● **Stated task**
Find how many lines in the data below include the word "color", then write only that number.

[Figure dataset records]
* begin *
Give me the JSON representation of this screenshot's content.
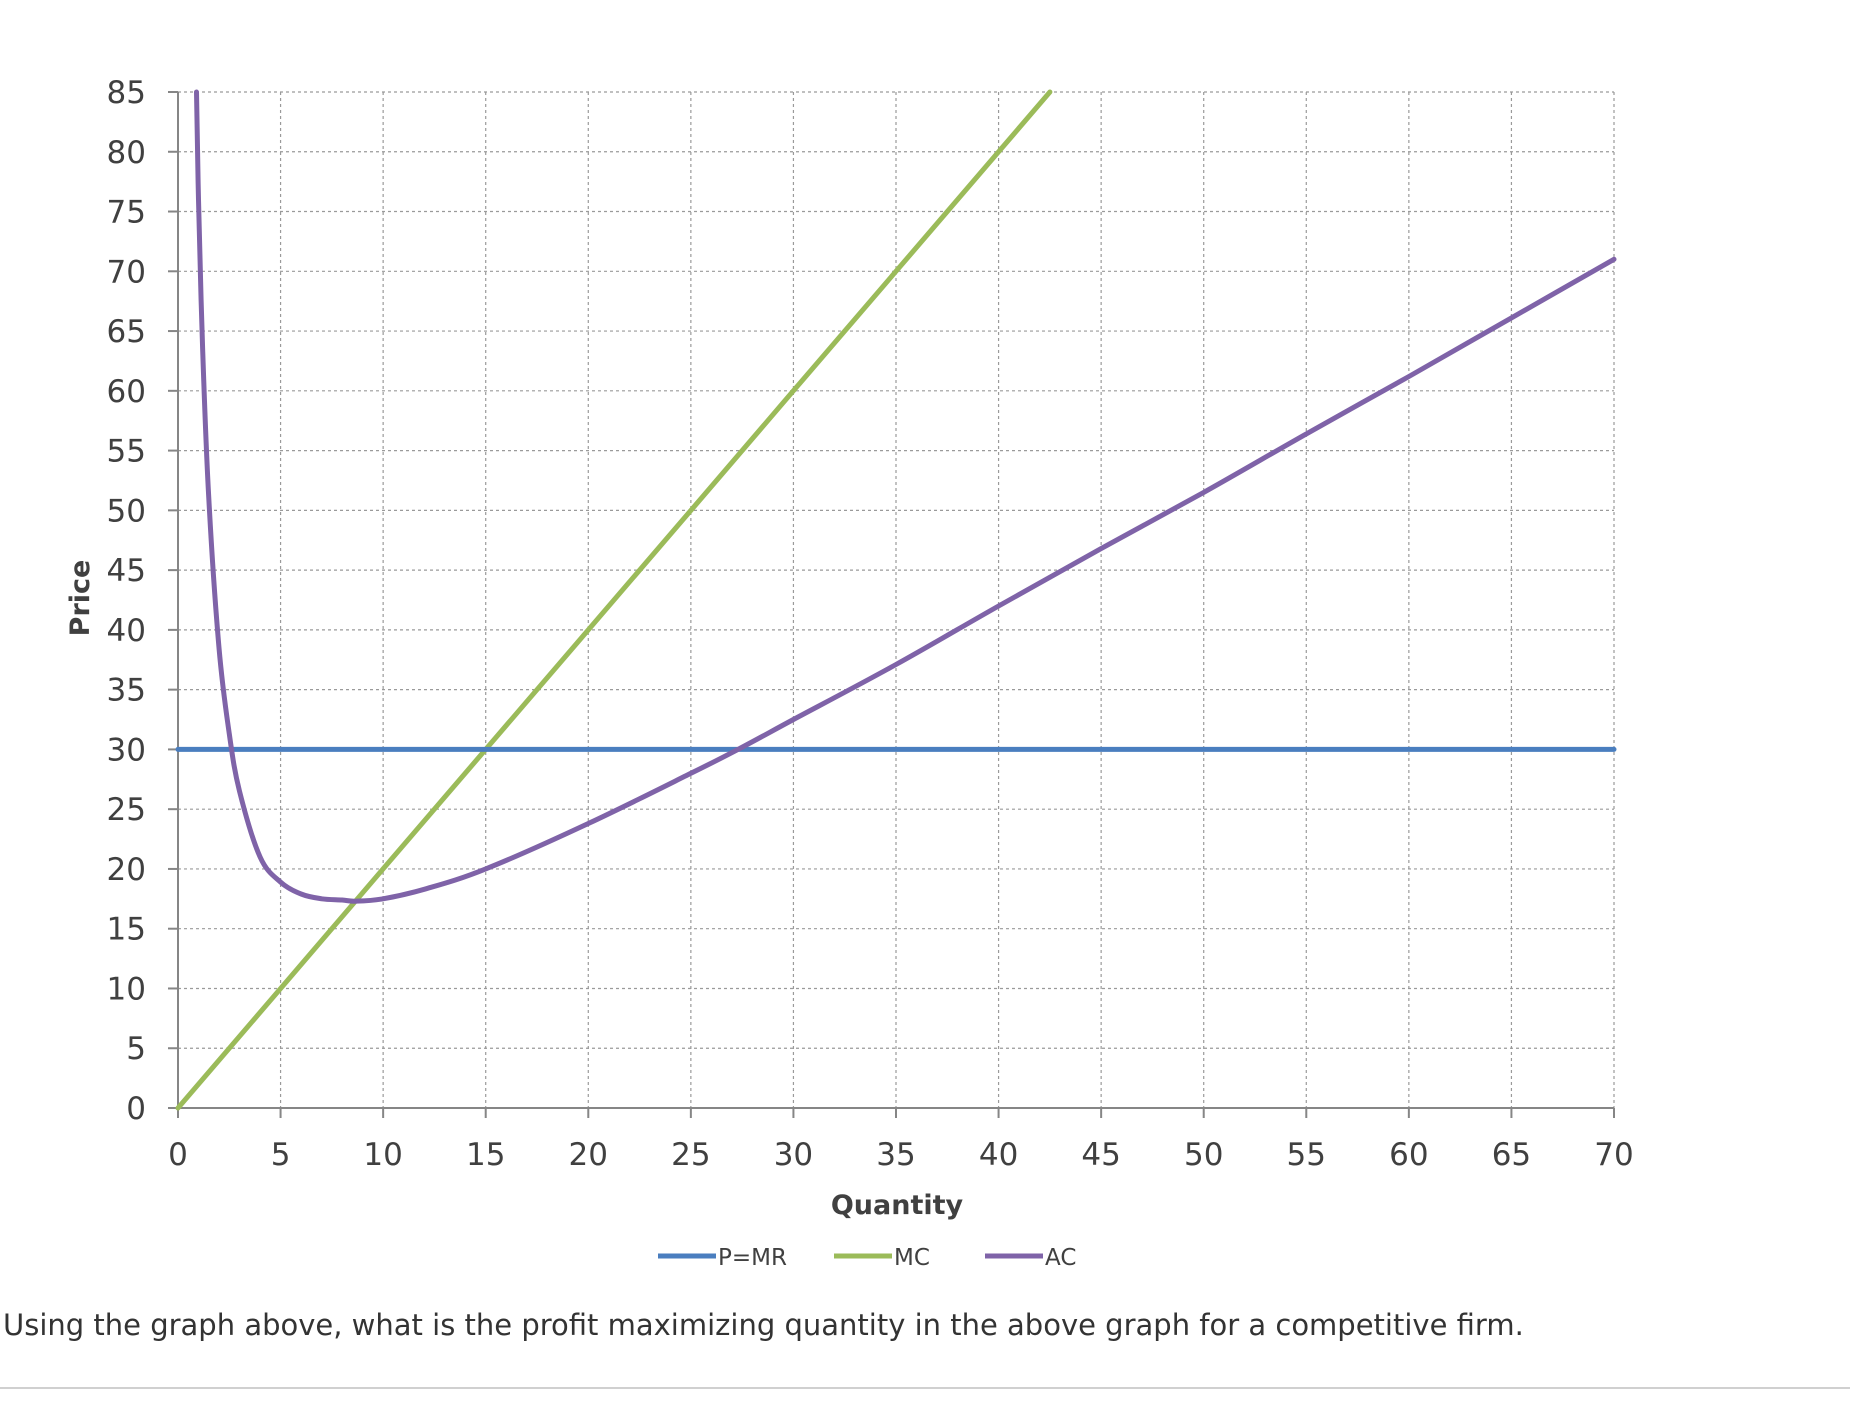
{
  "chart_data": {
    "type": "line",
    "title": "",
    "xlabel": "Quantity",
    "ylabel": "Price",
    "xlim": [
      0,
      70
    ],
    "ylim": [
      0,
      85
    ],
    "xticks": [
      0,
      5,
      10,
      15,
      20,
      25,
      30,
      35,
      40,
      45,
      50,
      55,
      60,
      65,
      70
    ],
    "yticks": [
      0,
      5,
      10,
      15,
      20,
      25,
      30,
      35,
      40,
      45,
      50,
      55,
      60,
      65,
      70,
      75,
      80,
      85
    ],
    "grid": true,
    "legend_position": "bottom",
    "series": [
      {
        "name": "P=MR",
        "color": "#4a7ebf",
        "x": [
          0,
          70
        ],
        "y": [
          30,
          30
        ]
      },
      {
        "name": "MC",
        "color": "#9bbb59",
        "x": [
          0,
          5,
          10,
          15,
          20,
          25,
          30,
          35,
          40,
          42.5
        ],
        "y": [
          0,
          10,
          20,
          30,
          40,
          50,
          60,
          70,
          80,
          85
        ]
      },
      {
        "name": "AC",
        "color": "#7f63a8",
        "x": [
          0.9,
          1,
          1.2,
          1.5,
          2,
          2.5,
          3,
          4,
          5,
          6,
          7,
          8,
          8.66,
          10,
          12,
          15,
          20,
          25,
          27.3,
          30,
          35,
          40,
          45,
          50,
          55,
          60,
          65,
          70
        ],
        "y": [
          85,
          76,
          63.6,
          51,
          38.5,
          31.3,
          26.5,
          21.0,
          18.9,
          17.9,
          17.5,
          17.4,
          17.3,
          17.5,
          18.3,
          20.0,
          23.8,
          28.0,
          30.0,
          32.5,
          37.1,
          42.0,
          46.8,
          51.5,
          56.4,
          61.2,
          66.1,
          71.0
        ]
      }
    ]
  },
  "question": "Using the graph above, what is the profit maximizing quantity in the above graph for a competitive firm."
}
* end *
● **Result of this exercise**
3